**Some records**
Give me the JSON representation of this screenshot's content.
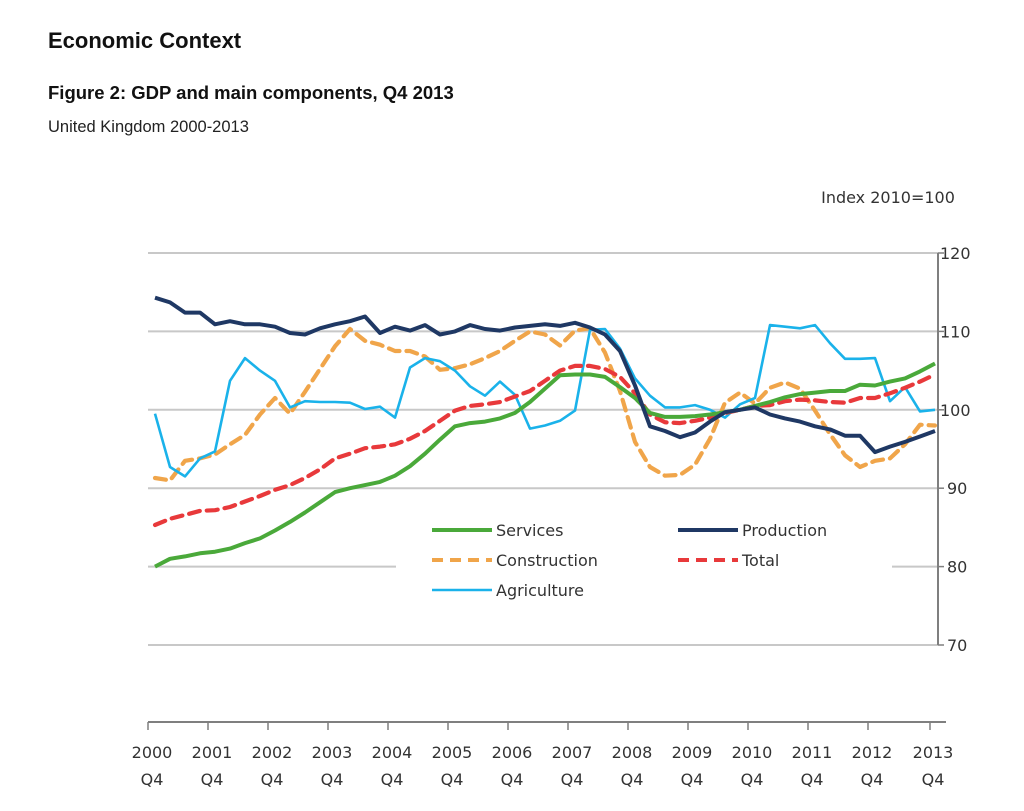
{
  "header": {
    "section_title": "Economic Context",
    "figure_title": "Figure 2: GDP and main components, Q4 2013",
    "figure_subtitle": "United Kingdom 2000-2013"
  },
  "chart_data": {
    "type": "line",
    "title": "Figure 2: GDP and main components, Q4 2013",
    "subtitle": "United Kingdom 2000-2013",
    "ylabel": "Index 2010=100",
    "xlabel": "",
    "ylim": [
      70,
      120
    ],
    "yticks": [
      70,
      80,
      90,
      100,
      110,
      120
    ],
    "y_axis_side": "right",
    "grid": true,
    "legend_position": "center-bottom-inside",
    "x_tick_labels": [
      [
        "2000",
        "Q4"
      ],
      [
        "2001",
        "Q4"
      ],
      [
        "2002",
        "Q4"
      ],
      [
        "2003",
        "Q4"
      ],
      [
        "2004",
        "Q4"
      ],
      [
        "2005",
        "Q4"
      ],
      [
        "2006",
        "Q4"
      ],
      [
        "2007",
        "Q4"
      ],
      [
        "2008",
        "Q4"
      ],
      [
        "2009",
        "Q4"
      ],
      [
        "2010",
        "Q4"
      ],
      [
        "2011",
        "Q4"
      ],
      [
        "2012",
        "Q4"
      ],
      [
        "2013",
        "Q4"
      ]
    ],
    "x_start": "2000 Q4",
    "x_end": "2013 Q4",
    "frequency": "quarterly",
    "series": [
      {
        "name": "Services",
        "color": "#4aa93a",
        "style": "solid",
        "values": [
          80.0,
          81.0,
          81.3,
          81.7,
          81.9,
          82.3,
          83.0,
          83.6,
          84.6,
          85.7,
          86.9,
          88.2,
          89.5,
          90.0,
          90.4,
          90.8,
          91.6,
          92.8,
          94.4,
          96.2,
          97.9,
          98.3,
          98.5,
          98.9,
          99.6,
          101.0,
          102.7,
          104.4,
          104.5,
          104.5,
          104.2,
          102.9,
          101.5,
          99.6,
          99.1,
          99.1,
          99.2,
          99.4,
          99.7,
          100.0,
          100.5,
          101.0,
          101.6,
          102.0,
          102.2,
          102.4,
          102.4,
          103.2,
          103.1,
          103.6,
          104.0,
          104.9,
          105.9
        ]
      },
      {
        "name": "Production",
        "color": "#1f3864",
        "style": "solid",
        "values": [
          114.3,
          113.7,
          112.4,
          112.4,
          110.9,
          111.3,
          110.9,
          110.9,
          110.6,
          109.8,
          109.6,
          110.4,
          110.9,
          111.3,
          111.9,
          109.8,
          110.6,
          110.1,
          110.8,
          109.6,
          110.0,
          110.8,
          110.3,
          110.1,
          110.5,
          110.7,
          110.9,
          110.7,
          111.1,
          110.5,
          109.6,
          107.5,
          103.1,
          97.9,
          97.3,
          96.5,
          97.1,
          98.5,
          99.7,
          100.0,
          100.3,
          99.4,
          98.9,
          98.5,
          97.9,
          97.5,
          96.7,
          96.7,
          94.6,
          95.3,
          95.9,
          96.6,
          97.3
        ]
      },
      {
        "name": "Construction",
        "color": "#f0a54a",
        "style": "dashed",
        "values": [
          91.3,
          91.0,
          93.5,
          93.8,
          94.3,
          95.6,
          96.8,
          99.4,
          101.5,
          99.5,
          102.3,
          105.2,
          108.1,
          110.3,
          108.8,
          108.3,
          107.5,
          107.5,
          106.8,
          105.1,
          105.3,
          105.8,
          106.6,
          107.5,
          108.8,
          110.0,
          109.6,
          108.2,
          110.1,
          110.4,
          107.3,
          102.4,
          95.9,
          92.7,
          91.6,
          91.7,
          93.0,
          96.3,
          100.9,
          102.2,
          100.8,
          102.8,
          103.5,
          102.7,
          99.9,
          96.9,
          94.2,
          92.7,
          93.5,
          93.8,
          95.6,
          98.1,
          98.0
        ]
      },
      {
        "name": "Total",
        "color": "#e8393b",
        "style": "dashed",
        "values": [
          85.3,
          86.1,
          86.6,
          87.1,
          87.2,
          87.6,
          88.3,
          89.0,
          89.8,
          90.4,
          91.3,
          92.4,
          93.8,
          94.4,
          95.1,
          95.3,
          95.6,
          96.3,
          97.3,
          98.6,
          99.9,
          100.5,
          100.7,
          101.0,
          101.7,
          102.4,
          103.7,
          105.0,
          105.6,
          105.6,
          105.2,
          104.2,
          102.1,
          99.4,
          98.4,
          98.3,
          98.6,
          99.0,
          99.6,
          100.0,
          100.5,
          100.6,
          101.1,
          101.3,
          101.2,
          101.0,
          100.9,
          101.5,
          101.5,
          102.1,
          102.8,
          103.6,
          104.5
        ]
      },
      {
        "name": "Agriculture",
        "color": "#1ab2ea",
        "style": "solid",
        "values": [
          99.5,
          92.7,
          91.5,
          93.8,
          94.7,
          103.7,
          106.6,
          105.0,
          103.7,
          100.3,
          101.1,
          101.0,
          101.0,
          100.9,
          100.1,
          100.4,
          99.0,
          105.4,
          106.6,
          106.2,
          105.0,
          103.0,
          101.8,
          103.6,
          101.9,
          97.6,
          98.0,
          98.6,
          99.9,
          110.2,
          110.3,
          107.8,
          104.0,
          101.8,
          100.3,
          100.3,
          100.6,
          100.0,
          99.0,
          100.7,
          101.5,
          110.8,
          110.6,
          110.4,
          110.8,
          108.5,
          106.5,
          106.5,
          106.6,
          101.1,
          102.9,
          99.8,
          100.0
        ]
      }
    ]
  }
}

**TASK INSTRUCTIONS**
The records above are to be restated exactly, without their pictures.

**TASK RESPONSE**
Give me the JSON representation of this screenshot's content.
{
  "header": {
    "section_title": "Economic Context",
    "figure_title": "Figure 2: GDP and main components, Q4 2013",
    "figure_subtitle": "United Kingdom 2000-2013"
  },
  "chart_data": {
    "type": "line",
    "title": "Figure 2: GDP and main components, Q4 2013",
    "subtitle": "United Kingdom 2000-2013",
    "ylabel": "Index 2010=100",
    "xlabel": "",
    "ylim": [
      70,
      120
    ],
    "yticks": [
      70,
      80,
      90,
      100,
      110,
      120
    ],
    "y_axis_side": "right",
    "grid": true,
    "legend_position": "center-bottom-inside",
    "x_tick_labels": [
      [
        "2000",
        "Q4"
      ],
      [
        "2001",
        "Q4"
      ],
      [
        "2002",
        "Q4"
      ],
      [
        "2003",
        "Q4"
      ],
      [
        "2004",
        "Q4"
      ],
      [
        "2005",
        "Q4"
      ],
      [
        "2006",
        "Q4"
      ],
      [
        "2007",
        "Q4"
      ],
      [
        "2008",
        "Q4"
      ],
      [
        "2009",
        "Q4"
      ],
      [
        "2010",
        "Q4"
      ],
      [
        "2011",
        "Q4"
      ],
      [
        "2012",
        "Q4"
      ],
      [
        "2013",
        "Q4"
      ]
    ],
    "x_start": "2000 Q4",
    "x_end": "2013 Q4",
    "frequency": "quarterly",
    "series": [
      {
        "name": "Services",
        "color": "#4aa93a",
        "style": "solid",
        "values": [
          80.0,
          81.0,
          81.3,
          81.7,
          81.9,
          82.3,
          83.0,
          83.6,
          84.6,
          85.7,
          86.9,
          88.2,
          89.5,
          90.0,
          90.4,
          90.8,
          91.6,
          92.8,
          94.4,
          96.2,
          97.9,
          98.3,
          98.5,
          98.9,
          99.6,
          101.0,
          102.7,
          104.4,
          104.5,
          104.5,
          104.2,
          102.9,
          101.5,
          99.6,
          99.1,
          99.1,
          99.2,
          99.4,
          99.7,
          100.0,
          100.5,
          101.0,
          101.6,
          102.0,
          102.2,
          102.4,
          102.4,
          103.2,
          103.1,
          103.6,
          104.0,
          104.9,
          105.9
        ]
      },
      {
        "name": "Production",
        "color": "#1f3864",
        "style": "solid",
        "values": [
          114.3,
          113.7,
          112.4,
          112.4,
          110.9,
          111.3,
          110.9,
          110.9,
          110.6,
          109.8,
          109.6,
          110.4,
          110.9,
          111.3,
          111.9,
          109.8,
          110.6,
          110.1,
          110.8,
          109.6,
          110.0,
          110.8,
          110.3,
          110.1,
          110.5,
          110.7,
          110.9,
          110.7,
          111.1,
          110.5,
          109.6,
          107.5,
          103.1,
          97.9,
          97.3,
          96.5,
          97.1,
          98.5,
          99.7,
          100.0,
          100.3,
          99.4,
          98.9,
          98.5,
          97.9,
          97.5,
          96.7,
          96.7,
          94.6,
          95.3,
          95.9,
          96.6,
          97.3
        ]
      },
      {
        "name": "Construction",
        "color": "#f0a54a",
        "style": "dashed",
        "values": [
          91.3,
          91.0,
          93.5,
          93.8,
          94.3,
          95.6,
          96.8,
          99.4,
          101.5,
          99.5,
          102.3,
          105.2,
          108.1,
          110.3,
          108.8,
          108.3,
          107.5,
          107.5,
          106.8,
          105.1,
          105.3,
          105.8,
          106.6,
          107.5,
          108.8,
          110.0,
          109.6,
          108.2,
          110.1,
          110.4,
          107.3,
          102.4,
          95.9,
          92.7,
          91.6,
          91.7,
          93.0,
          96.3,
          100.9,
          102.2,
          100.8,
          102.8,
          103.5,
          102.7,
          99.9,
          96.9,
          94.2,
          92.7,
          93.5,
          93.8,
          95.6,
          98.1,
          98.0
        ]
      },
      {
        "name": "Total",
        "color": "#e8393b",
        "style": "dashed",
        "values": [
          85.3,
          86.1,
          86.6,
          87.1,
          87.2,
          87.6,
          88.3,
          89.0,
          89.8,
          90.4,
          91.3,
          92.4,
          93.8,
          94.4,
          95.1,
          95.3,
          95.6,
          96.3,
          97.3,
          98.6,
          99.9,
          100.5,
          100.7,
          101.0,
          101.7,
          102.4,
          103.7,
          105.0,
          105.6,
          105.6,
          105.2,
          104.2,
          102.1,
          99.4,
          98.4,
          98.3,
          98.6,
          99.0,
          99.6,
          100.0,
          100.5,
          100.6,
          101.1,
          101.3,
          101.2,
          101.0,
          100.9,
          101.5,
          101.5,
          102.1,
          102.8,
          103.6,
          104.5
        ]
      },
      {
        "name": "Agriculture",
        "color": "#1ab2ea",
        "style": "solid",
        "values": [
          99.5,
          92.7,
          91.5,
          93.8,
          94.7,
          103.7,
          106.6,
          105.0,
          103.7,
          100.3,
          101.1,
          101.0,
          101.0,
          100.9,
          100.1,
          100.4,
          99.0,
          105.4,
          106.6,
          106.2,
          105.0,
          103.0,
          101.8,
          103.6,
          101.9,
          97.6,
          98.0,
          98.6,
          99.9,
          110.2,
          110.3,
          107.8,
          104.0,
          101.8,
          100.3,
          100.3,
          100.6,
          100.0,
          99.0,
          100.7,
          101.5,
          110.8,
          110.6,
          110.4,
          110.8,
          108.5,
          106.5,
          106.5,
          106.6,
          101.1,
          102.9,
          99.8,
          100.0
        ]
      }
    ]
  }
}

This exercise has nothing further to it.